Task to carry out
For the records below, give the count of lines holding the word "doors" and nothing more.

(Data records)
────────
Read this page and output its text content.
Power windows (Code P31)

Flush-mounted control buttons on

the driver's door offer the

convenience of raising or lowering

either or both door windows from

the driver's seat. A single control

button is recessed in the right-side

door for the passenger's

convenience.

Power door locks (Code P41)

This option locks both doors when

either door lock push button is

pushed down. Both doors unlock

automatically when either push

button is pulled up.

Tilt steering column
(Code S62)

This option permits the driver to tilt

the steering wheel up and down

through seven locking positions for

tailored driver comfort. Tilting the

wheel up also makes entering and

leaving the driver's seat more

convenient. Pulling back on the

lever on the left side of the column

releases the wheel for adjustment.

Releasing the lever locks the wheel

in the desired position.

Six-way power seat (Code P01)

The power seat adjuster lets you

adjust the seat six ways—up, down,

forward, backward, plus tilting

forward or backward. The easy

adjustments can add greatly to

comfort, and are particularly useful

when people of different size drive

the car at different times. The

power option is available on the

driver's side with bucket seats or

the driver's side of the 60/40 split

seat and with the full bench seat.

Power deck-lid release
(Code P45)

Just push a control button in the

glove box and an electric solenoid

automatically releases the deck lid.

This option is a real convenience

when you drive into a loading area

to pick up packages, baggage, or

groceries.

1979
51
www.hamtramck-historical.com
────────
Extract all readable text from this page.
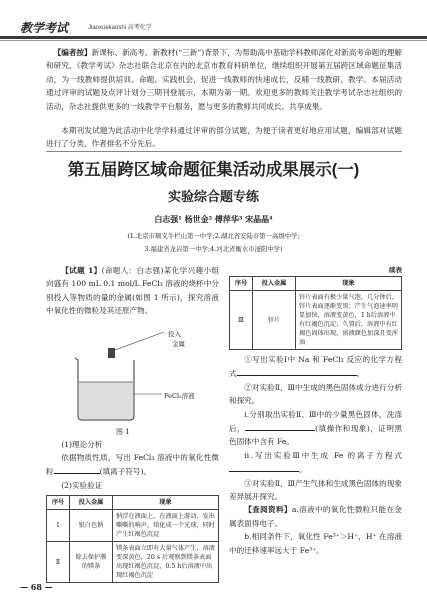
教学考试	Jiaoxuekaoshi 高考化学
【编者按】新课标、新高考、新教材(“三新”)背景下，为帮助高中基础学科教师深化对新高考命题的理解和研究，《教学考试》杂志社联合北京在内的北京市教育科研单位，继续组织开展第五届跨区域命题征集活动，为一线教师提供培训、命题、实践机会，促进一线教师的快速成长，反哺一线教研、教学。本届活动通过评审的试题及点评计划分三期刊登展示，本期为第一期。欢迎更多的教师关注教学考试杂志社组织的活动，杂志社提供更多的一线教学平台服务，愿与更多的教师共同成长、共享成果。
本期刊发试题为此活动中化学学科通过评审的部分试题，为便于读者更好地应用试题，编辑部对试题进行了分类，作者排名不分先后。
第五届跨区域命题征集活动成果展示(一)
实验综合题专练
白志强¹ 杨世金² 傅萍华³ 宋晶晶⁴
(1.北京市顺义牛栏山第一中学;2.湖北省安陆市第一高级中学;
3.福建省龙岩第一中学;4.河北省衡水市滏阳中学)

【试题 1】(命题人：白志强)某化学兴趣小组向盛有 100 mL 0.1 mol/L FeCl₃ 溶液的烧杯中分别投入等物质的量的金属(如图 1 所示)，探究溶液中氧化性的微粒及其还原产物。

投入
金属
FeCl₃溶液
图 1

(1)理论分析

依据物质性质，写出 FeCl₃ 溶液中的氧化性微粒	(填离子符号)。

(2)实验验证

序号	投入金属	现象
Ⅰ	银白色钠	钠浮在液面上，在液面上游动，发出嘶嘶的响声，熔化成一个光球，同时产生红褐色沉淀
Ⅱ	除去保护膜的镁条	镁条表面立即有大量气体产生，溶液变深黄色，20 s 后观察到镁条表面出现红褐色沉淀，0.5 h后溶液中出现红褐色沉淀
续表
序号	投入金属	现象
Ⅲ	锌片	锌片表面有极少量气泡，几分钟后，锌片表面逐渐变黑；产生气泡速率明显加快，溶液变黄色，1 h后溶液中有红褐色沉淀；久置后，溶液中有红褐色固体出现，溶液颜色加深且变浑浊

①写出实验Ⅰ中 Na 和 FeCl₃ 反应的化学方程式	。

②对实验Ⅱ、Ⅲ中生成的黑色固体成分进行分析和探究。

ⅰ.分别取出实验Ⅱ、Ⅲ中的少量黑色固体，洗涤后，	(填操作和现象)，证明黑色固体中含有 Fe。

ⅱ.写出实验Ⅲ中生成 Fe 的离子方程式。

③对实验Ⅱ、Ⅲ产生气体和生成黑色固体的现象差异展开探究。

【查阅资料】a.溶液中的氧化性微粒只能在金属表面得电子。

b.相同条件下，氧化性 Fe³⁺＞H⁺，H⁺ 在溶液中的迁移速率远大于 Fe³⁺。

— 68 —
────────
Solved exercise
2